THE PROBLEM ::
Where does the string "just" appear in the records? Copy every line that contains it.

Stored records
::::::

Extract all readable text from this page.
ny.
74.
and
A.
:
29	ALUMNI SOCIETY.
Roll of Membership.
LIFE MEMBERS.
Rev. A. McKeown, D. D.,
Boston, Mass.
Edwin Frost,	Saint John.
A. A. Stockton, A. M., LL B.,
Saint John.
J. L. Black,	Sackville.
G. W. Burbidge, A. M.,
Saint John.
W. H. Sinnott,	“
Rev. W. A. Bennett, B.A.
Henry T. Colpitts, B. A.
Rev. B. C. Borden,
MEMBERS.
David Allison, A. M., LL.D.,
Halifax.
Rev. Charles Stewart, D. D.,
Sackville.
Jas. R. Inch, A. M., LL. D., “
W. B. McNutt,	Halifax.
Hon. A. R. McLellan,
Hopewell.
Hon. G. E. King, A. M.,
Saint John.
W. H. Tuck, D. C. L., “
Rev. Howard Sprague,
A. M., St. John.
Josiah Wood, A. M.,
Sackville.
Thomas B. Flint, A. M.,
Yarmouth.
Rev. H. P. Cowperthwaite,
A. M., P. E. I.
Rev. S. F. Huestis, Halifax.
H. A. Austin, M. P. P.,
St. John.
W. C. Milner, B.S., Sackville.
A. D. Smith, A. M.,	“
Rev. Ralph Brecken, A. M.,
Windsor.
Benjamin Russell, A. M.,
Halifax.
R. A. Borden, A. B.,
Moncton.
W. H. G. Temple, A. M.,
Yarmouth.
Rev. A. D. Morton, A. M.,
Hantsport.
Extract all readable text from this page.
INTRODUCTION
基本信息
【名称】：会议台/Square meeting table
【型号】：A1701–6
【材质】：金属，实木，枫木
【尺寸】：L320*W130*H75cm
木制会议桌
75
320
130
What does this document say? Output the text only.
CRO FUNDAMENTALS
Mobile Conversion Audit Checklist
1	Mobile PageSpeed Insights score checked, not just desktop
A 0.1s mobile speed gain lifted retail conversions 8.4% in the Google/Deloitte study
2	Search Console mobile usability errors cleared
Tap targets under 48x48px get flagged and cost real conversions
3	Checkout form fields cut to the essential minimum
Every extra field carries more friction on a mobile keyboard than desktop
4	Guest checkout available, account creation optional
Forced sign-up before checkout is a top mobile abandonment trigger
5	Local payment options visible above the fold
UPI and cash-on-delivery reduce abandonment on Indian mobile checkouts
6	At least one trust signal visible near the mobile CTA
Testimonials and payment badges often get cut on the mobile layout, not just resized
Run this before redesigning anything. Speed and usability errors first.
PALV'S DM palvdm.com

::::::

FINAL RESULT ::
1	Mobile PageSpeed Insights score checked, not just desktop
Testimonials and payment badges often get cut on the mobile layout, not just resized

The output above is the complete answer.